### Requirement
Exactly reproduce each record listed below.

### Given data
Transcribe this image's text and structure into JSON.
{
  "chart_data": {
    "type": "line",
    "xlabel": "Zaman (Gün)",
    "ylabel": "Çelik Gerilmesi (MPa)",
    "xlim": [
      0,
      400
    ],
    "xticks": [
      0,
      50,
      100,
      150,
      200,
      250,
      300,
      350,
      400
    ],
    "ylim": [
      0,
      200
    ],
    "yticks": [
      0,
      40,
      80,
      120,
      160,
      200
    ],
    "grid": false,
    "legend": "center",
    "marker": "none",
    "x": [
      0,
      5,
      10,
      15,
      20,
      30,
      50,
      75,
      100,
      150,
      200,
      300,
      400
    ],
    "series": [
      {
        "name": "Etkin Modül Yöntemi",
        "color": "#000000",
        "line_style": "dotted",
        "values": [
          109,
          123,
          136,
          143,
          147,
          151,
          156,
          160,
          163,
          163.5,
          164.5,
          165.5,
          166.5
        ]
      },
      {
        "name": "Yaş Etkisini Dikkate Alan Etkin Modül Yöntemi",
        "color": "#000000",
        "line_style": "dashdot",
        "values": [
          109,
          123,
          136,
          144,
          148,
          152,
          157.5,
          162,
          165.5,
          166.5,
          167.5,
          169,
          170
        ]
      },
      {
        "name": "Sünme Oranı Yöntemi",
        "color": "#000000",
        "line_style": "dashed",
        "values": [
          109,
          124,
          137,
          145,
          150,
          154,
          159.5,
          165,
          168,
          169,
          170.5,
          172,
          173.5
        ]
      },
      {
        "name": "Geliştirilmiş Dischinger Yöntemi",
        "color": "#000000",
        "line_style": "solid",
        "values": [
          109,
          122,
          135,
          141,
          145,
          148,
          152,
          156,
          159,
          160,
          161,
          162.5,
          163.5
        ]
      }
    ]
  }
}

### Solution to the exercise
Transcribe this image's text and structure into JSON.
{
  "chart_data": {
    "type": "line",
    "xlabel": "Zaman (Gün)",
    "ylabel": "Çelik Gerilmesi (MPa)",
    "xlim": [
      0,
      400
    ],
    "xticks": [
      0,
      50,
      100,
      150,
      200,
      250,
      300,
      350,
      400
    ],
    "ylim": [
      0,
      200
    ],
    "yticks": [
      0,
      40,
      80,
      120,
      160,
      200
    ],
    "grid": false,
    "legend": "center",
    "marker": "none",
    "x": [
      0,
      5,
      10,
      15,
      20,
      30,
      50,
      75,
      100,
      150,
      200,
      300,
      400
    ],
    "series": [
      {
        "name": "Etkin Modül Yöntemi",
        "color": "#000000",
        "line_style": "dotted",
        "values": [
          109,
          123,
          136,
          143,
          147,
          151,
          156,
          160,
          163,
          163.5,
          164.5,
          165.5,
          166.5
        ]
      },
      {
        "name": "Yaş Etkisini Dikkate Alan Etkin Modül Yöntemi",
        "color": "#000000",
        "line_style": "dashdot",
        "values": [
          109,
          123,
          136,
          144,
          148,
          152,
          157.5,
          162,
          165.5,
          166.5,
          167.5,
          169,
          170
        ]
      },
      {
        "name": "Sünme Oranı Yöntemi",
        "color": "#000000",
        "line_style": "dashed",
        "values": [
          109,
          124,
          137,
          145,
          150,
          154,
          159.5,
          165,
          168,
          169,
          170.5,
          172,
          173.5
        ]
      },
      {
        "name": "Geliştirilmiş Dischinger Yöntemi",
        "color": "#000000",
        "line_style": "solid",
        "values": [
          109,
          122,
          135,
          141,
          145,
          148,
          152,
          156,
          159,
          160,
          161,
          162.5,
          163.5
        ]
      }
    ]
  }
}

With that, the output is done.